▸ **Required work**: Using the entries that follow, collect the lines where the word "labor" appears.

* * *

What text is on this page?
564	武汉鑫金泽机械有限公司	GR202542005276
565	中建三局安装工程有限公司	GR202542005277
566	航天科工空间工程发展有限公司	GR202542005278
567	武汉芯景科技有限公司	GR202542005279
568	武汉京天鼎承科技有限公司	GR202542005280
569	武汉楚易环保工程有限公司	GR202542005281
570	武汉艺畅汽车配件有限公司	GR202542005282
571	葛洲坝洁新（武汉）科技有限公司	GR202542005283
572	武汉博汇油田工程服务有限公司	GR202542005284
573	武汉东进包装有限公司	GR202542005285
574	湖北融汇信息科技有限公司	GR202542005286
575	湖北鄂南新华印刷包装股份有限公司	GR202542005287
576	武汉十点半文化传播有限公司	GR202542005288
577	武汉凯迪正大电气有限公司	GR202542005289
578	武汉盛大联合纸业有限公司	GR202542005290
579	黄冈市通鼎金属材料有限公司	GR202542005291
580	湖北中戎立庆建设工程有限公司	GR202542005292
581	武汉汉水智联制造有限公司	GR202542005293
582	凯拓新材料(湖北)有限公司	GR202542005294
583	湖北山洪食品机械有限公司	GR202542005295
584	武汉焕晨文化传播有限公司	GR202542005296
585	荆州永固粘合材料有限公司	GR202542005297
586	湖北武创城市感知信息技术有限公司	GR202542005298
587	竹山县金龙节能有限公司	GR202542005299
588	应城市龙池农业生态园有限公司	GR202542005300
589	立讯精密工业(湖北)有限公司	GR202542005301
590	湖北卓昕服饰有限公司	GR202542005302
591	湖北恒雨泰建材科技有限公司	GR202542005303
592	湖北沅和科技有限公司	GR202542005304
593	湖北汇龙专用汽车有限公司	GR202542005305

* * *

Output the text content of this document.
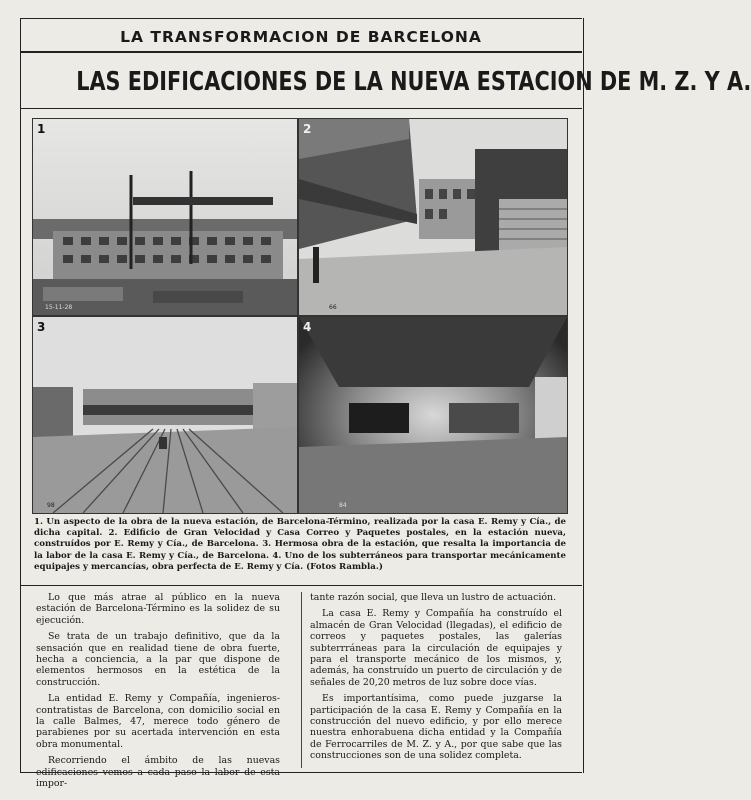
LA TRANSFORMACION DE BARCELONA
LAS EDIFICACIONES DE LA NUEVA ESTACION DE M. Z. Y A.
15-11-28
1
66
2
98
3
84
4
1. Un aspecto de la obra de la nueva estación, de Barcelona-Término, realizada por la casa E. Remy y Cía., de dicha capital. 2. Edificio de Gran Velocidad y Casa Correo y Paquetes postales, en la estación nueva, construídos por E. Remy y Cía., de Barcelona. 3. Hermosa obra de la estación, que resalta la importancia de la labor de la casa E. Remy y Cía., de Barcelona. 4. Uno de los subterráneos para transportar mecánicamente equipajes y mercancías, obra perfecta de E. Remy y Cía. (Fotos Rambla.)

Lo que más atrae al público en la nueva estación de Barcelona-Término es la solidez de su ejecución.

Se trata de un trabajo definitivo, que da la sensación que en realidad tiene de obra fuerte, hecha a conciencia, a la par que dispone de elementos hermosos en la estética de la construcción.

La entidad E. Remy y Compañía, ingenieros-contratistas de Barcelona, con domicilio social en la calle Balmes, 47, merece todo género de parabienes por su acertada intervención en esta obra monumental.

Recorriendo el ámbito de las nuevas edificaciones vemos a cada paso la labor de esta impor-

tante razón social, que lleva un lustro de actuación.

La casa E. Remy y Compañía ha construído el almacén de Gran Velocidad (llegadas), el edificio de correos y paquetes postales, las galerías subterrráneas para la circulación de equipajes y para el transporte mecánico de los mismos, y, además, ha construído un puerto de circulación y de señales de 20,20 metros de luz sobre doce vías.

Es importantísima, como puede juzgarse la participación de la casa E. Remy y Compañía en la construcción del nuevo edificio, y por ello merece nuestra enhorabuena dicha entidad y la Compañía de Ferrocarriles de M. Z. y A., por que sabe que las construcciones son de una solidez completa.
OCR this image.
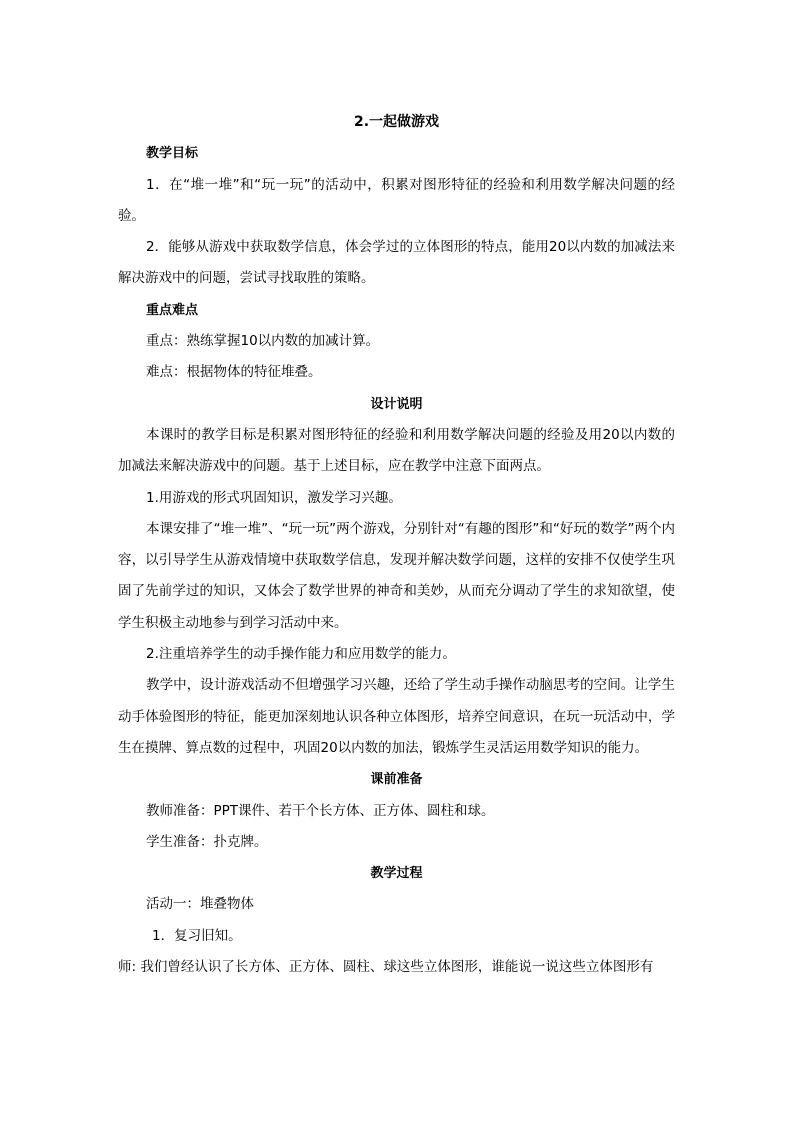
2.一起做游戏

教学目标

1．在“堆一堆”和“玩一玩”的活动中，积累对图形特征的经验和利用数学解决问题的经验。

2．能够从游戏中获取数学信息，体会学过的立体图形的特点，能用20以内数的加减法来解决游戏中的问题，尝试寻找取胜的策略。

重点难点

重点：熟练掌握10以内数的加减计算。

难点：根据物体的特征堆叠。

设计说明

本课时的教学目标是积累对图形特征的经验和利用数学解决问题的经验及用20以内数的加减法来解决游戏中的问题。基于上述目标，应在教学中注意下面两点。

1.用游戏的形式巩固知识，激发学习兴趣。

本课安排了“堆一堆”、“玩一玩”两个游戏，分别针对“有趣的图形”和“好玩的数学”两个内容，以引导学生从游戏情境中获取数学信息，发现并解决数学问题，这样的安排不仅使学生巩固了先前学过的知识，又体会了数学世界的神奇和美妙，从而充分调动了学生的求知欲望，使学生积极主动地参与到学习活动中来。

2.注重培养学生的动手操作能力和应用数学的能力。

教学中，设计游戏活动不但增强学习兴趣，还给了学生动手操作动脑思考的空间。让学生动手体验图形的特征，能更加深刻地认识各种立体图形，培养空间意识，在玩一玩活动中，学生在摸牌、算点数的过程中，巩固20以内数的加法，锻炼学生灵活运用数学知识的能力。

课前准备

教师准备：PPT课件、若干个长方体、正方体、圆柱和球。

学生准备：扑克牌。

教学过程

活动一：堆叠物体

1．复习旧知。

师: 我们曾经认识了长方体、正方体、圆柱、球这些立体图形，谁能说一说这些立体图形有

* * *

▸ **Solution to this exercise**:
1. Un aspecto de la obra de la nueva estación, de Barcelona-Término, realizada por la casa E. Remy y Cía., de dicha capital. 2. Edificio de Gran Velocidad y Casa Correo y Paquetes postales, en la estación nueva, construídos por E. Remy y Cía., de Barcelona. 3. Hermosa obra de la estación, que resalta la importancia de la labor de la casa E. Remy y Cía., de Barcelona. 4. Uno de los subterráneos para transportar mecánicamente equipajes y mercancías, obra perfecta de E. Remy y Cía. (Fotos Rambla.)
Recorriendo el ámbito de las nuevas edificaciones vemos a cada paso la labor de esta impor-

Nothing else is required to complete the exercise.